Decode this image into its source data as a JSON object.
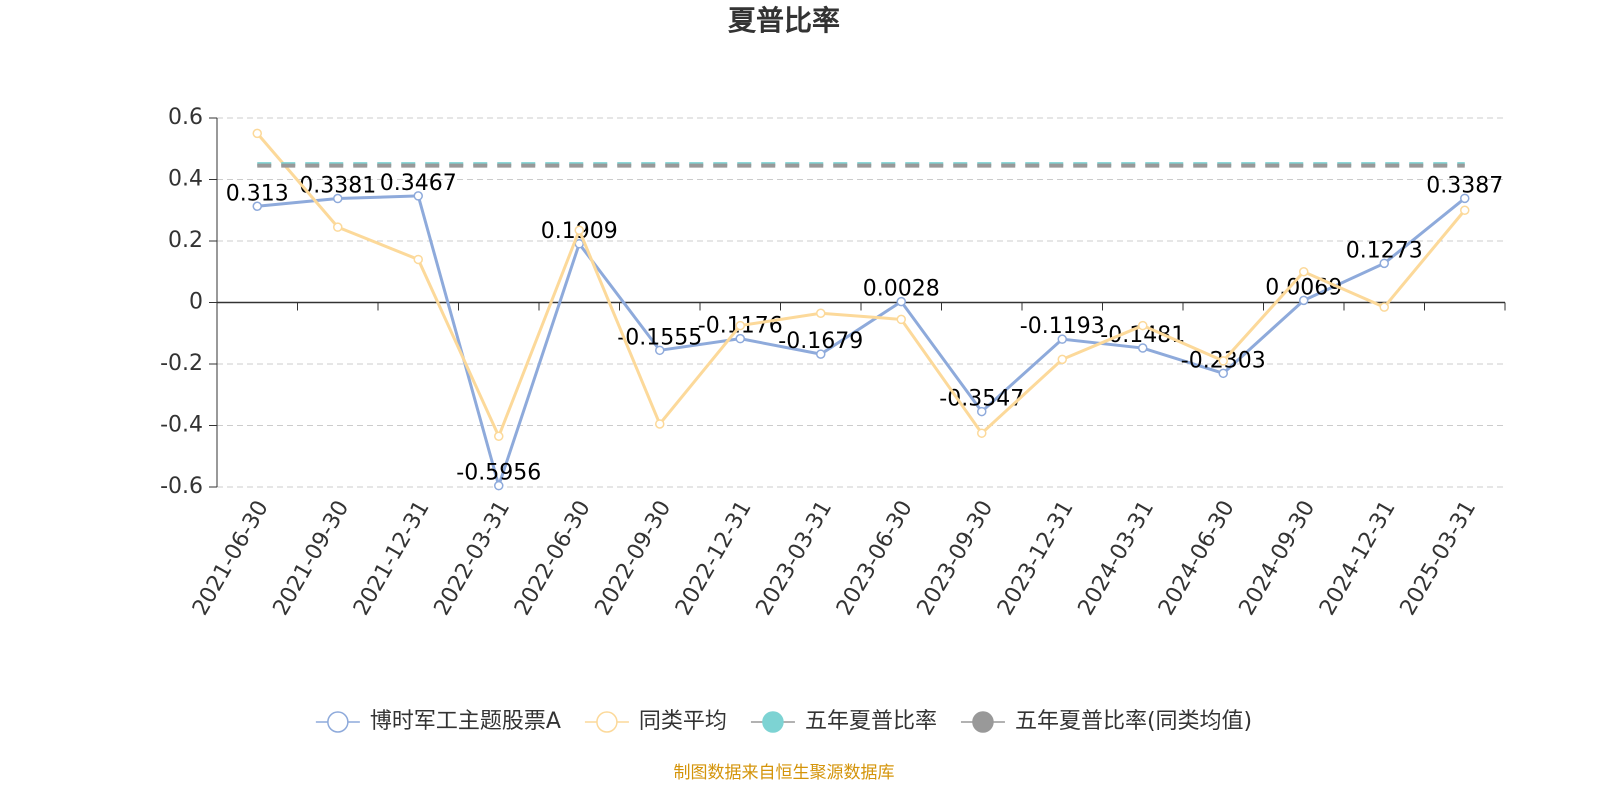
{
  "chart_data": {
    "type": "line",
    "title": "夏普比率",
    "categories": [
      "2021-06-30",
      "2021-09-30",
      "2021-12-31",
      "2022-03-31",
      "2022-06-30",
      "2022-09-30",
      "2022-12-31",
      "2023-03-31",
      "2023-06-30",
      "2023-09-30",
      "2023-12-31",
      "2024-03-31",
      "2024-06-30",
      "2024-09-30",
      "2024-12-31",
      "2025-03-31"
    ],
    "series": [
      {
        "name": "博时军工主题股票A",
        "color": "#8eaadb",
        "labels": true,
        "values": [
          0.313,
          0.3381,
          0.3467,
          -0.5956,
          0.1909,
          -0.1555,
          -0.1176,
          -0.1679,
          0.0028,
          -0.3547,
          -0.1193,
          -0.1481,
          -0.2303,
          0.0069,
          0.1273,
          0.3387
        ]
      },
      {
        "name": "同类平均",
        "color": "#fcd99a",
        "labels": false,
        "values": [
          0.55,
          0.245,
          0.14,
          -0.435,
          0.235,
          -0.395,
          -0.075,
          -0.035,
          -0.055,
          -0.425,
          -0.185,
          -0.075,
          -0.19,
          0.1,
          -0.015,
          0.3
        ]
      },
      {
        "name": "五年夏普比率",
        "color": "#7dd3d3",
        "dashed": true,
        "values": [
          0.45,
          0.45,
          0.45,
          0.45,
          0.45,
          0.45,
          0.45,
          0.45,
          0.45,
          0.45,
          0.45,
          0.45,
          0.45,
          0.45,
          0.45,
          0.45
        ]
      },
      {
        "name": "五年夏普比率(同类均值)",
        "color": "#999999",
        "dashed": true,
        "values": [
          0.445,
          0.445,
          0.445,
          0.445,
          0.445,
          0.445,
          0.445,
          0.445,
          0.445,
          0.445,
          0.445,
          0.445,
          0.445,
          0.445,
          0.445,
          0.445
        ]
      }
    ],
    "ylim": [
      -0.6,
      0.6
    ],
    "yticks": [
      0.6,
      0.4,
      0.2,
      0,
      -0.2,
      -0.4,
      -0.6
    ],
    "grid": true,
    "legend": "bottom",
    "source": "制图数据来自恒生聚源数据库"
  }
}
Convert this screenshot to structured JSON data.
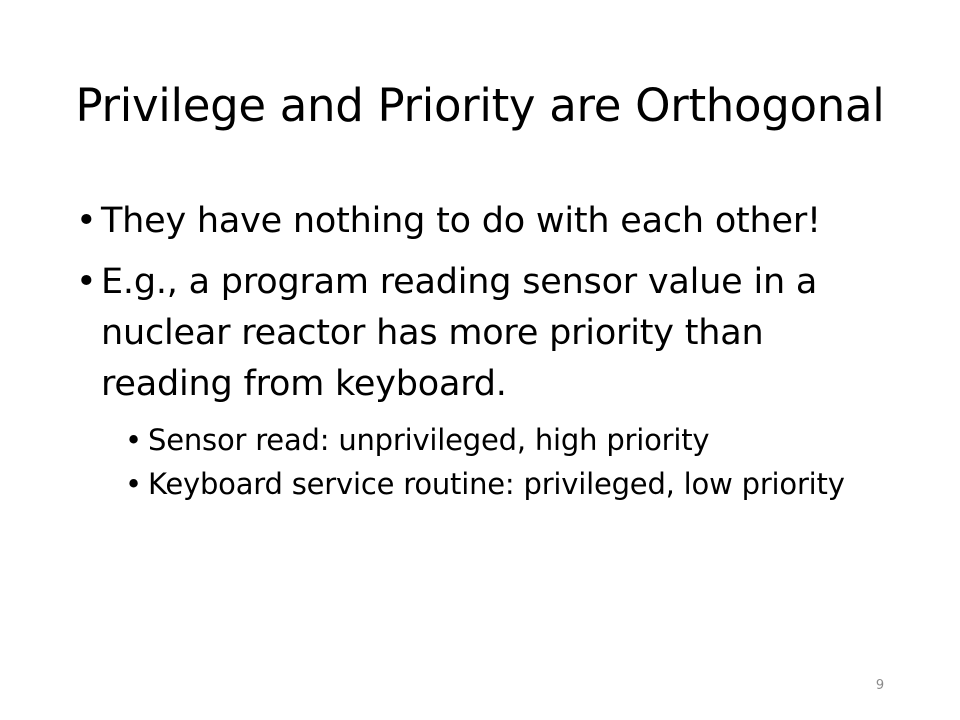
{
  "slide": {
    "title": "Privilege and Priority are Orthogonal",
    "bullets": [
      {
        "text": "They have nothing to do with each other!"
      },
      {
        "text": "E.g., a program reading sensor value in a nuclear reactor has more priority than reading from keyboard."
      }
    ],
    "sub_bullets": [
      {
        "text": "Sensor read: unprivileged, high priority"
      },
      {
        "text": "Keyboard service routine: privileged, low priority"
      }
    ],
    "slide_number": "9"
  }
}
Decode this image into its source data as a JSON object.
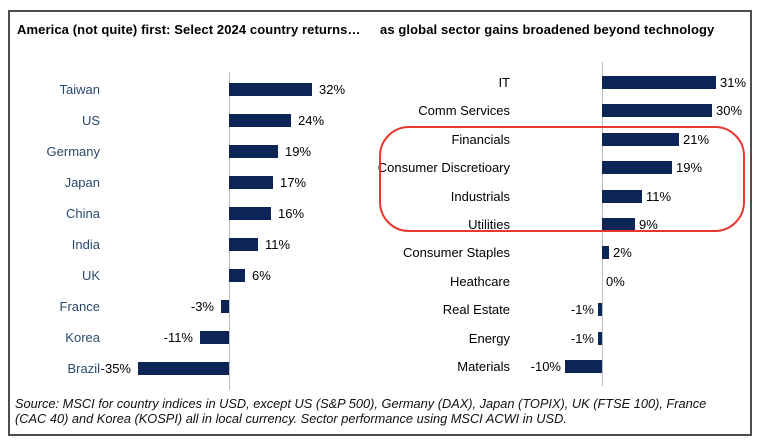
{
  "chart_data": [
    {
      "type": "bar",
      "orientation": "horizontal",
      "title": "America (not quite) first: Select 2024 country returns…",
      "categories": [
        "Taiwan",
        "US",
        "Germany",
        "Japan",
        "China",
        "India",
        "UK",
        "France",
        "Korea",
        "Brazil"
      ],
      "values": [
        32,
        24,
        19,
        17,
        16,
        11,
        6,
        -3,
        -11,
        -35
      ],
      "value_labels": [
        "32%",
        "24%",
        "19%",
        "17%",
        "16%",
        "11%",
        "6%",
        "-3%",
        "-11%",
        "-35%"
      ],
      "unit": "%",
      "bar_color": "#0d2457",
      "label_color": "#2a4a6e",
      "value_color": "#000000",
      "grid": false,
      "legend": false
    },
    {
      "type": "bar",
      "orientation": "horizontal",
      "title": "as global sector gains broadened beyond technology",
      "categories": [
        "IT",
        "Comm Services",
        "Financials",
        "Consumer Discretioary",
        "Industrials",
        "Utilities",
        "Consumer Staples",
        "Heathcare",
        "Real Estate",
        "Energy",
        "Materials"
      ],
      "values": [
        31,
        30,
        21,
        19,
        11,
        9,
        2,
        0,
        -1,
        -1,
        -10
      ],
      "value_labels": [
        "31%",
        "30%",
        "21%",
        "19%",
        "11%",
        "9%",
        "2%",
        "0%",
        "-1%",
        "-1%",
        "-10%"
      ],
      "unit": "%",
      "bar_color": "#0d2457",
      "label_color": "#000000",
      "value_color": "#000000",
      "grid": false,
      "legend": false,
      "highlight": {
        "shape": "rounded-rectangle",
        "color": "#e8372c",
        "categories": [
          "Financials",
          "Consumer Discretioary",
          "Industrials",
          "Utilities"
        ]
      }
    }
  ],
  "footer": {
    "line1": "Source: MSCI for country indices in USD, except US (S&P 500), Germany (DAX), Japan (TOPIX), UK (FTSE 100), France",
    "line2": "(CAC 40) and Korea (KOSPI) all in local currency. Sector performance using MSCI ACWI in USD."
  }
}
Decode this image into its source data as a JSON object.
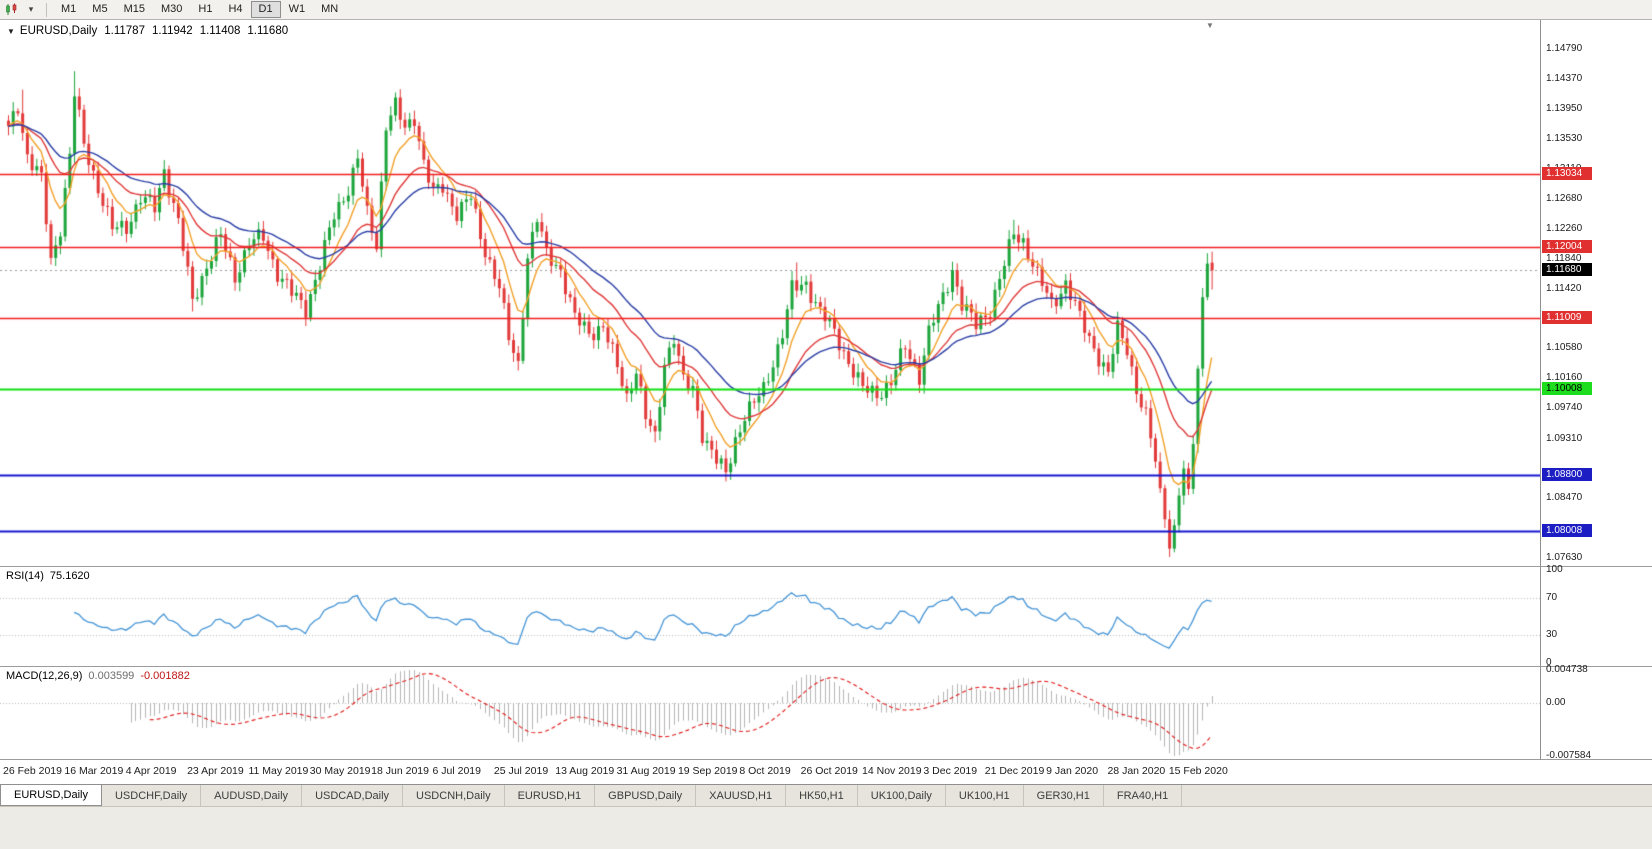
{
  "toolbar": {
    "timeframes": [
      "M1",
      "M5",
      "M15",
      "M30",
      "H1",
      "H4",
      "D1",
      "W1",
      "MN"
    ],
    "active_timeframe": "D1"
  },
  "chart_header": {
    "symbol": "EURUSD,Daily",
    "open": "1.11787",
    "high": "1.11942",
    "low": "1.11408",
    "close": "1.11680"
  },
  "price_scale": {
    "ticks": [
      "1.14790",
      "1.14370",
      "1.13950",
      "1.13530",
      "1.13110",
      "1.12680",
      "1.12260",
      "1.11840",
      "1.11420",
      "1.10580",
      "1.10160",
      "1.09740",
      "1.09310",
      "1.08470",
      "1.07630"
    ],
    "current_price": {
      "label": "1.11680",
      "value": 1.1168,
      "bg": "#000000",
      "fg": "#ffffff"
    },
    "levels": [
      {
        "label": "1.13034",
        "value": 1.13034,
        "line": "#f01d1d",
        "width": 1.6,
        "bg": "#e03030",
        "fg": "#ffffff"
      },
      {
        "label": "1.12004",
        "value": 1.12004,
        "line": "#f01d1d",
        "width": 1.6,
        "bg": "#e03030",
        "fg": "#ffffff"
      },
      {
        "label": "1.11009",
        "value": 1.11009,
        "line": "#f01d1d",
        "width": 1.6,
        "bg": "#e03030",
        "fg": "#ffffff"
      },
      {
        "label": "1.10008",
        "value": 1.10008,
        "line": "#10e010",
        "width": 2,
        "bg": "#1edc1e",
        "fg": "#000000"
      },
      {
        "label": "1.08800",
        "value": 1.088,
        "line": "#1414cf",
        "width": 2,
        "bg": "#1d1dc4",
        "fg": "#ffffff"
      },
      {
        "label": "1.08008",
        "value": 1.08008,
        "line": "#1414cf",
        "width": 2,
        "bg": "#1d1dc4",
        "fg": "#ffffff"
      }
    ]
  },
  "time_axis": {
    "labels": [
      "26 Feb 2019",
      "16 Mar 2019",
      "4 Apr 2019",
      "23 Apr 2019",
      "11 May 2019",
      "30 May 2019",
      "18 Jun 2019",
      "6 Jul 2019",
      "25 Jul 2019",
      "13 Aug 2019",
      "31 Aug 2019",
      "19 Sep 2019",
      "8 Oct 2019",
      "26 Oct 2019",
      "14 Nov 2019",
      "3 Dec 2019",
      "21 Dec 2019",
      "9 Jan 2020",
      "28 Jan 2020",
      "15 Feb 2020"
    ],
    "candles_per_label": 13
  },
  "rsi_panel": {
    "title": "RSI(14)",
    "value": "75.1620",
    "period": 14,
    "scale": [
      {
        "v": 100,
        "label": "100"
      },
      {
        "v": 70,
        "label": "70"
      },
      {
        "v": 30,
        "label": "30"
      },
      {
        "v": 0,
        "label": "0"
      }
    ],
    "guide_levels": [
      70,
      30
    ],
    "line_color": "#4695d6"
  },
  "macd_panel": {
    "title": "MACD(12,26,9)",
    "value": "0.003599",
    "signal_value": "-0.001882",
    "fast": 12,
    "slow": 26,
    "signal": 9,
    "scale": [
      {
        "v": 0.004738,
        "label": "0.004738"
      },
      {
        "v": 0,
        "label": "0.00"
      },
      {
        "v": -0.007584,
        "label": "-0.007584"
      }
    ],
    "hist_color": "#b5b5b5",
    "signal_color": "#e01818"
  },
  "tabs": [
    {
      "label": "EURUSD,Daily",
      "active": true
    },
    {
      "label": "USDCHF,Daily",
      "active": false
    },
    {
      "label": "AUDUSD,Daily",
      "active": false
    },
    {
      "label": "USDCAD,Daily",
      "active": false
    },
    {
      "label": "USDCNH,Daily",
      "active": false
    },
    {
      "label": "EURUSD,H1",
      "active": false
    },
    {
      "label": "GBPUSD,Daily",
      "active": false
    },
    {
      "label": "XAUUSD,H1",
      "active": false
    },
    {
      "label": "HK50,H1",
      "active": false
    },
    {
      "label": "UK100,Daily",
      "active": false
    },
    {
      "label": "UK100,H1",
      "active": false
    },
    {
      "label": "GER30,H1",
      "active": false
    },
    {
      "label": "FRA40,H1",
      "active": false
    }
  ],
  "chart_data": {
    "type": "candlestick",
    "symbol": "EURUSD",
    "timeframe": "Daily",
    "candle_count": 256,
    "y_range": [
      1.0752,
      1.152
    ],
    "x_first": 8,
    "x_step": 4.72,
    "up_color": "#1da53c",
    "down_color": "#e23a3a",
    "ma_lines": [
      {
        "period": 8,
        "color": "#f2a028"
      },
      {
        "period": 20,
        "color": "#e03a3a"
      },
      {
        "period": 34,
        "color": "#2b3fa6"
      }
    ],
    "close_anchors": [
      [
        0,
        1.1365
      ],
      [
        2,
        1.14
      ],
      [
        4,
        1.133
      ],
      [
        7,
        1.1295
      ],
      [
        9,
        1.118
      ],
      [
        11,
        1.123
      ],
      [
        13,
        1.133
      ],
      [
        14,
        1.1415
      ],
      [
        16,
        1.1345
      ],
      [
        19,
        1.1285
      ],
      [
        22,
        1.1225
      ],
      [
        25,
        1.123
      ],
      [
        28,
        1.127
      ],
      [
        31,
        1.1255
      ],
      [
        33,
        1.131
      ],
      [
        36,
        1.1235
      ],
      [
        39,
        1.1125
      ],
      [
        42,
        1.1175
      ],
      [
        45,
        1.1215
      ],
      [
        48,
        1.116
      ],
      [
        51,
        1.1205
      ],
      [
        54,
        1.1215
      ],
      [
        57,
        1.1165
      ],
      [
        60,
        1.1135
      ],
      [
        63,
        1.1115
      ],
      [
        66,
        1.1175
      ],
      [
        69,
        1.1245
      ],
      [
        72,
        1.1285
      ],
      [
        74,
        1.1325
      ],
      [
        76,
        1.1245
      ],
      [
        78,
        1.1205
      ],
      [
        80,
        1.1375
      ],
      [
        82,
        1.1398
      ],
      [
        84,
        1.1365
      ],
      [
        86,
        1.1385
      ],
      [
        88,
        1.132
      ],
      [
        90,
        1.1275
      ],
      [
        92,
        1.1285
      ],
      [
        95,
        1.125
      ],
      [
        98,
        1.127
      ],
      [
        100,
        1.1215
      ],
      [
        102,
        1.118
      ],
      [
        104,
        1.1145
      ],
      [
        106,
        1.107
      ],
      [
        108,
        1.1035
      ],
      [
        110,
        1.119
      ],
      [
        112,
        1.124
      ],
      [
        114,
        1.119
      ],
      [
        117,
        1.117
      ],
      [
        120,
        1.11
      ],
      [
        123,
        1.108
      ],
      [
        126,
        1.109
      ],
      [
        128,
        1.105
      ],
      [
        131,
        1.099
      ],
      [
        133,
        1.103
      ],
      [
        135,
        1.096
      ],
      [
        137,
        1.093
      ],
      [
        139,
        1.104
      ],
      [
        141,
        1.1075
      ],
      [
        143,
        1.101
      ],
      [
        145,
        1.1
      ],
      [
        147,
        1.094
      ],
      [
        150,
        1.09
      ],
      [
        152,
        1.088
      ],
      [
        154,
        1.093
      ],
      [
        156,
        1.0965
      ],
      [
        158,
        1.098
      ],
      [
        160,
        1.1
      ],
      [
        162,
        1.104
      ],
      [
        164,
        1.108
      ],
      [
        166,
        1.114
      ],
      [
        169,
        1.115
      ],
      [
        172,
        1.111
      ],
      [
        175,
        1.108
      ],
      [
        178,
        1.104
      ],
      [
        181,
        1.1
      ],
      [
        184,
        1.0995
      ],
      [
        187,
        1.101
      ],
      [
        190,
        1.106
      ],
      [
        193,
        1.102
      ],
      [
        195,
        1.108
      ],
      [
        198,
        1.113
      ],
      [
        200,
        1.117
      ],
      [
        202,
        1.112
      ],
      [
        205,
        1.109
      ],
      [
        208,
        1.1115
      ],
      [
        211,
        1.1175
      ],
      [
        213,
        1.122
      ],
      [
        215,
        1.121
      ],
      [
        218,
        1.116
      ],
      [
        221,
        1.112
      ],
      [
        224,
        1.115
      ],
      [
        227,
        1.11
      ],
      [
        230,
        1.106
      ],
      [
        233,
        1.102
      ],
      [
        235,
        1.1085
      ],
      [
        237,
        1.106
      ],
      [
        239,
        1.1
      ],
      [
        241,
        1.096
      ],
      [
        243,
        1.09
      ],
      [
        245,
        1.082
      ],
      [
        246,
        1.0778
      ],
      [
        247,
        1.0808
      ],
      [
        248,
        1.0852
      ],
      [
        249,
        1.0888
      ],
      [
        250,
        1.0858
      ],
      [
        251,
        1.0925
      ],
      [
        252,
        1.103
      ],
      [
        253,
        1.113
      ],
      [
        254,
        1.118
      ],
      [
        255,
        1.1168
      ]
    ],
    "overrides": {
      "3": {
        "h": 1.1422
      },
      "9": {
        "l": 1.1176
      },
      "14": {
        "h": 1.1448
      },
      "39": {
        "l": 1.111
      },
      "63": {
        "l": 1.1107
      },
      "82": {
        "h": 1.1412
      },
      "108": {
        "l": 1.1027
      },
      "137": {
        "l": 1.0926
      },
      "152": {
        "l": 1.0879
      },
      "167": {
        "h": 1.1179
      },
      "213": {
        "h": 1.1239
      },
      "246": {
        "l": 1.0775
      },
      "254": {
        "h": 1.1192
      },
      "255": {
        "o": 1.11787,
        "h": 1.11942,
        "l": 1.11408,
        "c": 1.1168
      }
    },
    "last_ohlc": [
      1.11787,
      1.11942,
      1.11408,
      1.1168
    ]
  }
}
··········
▸ **Request**
From the records above, report the count of lines containing "France" and nothing more.

▸ **Final result**
2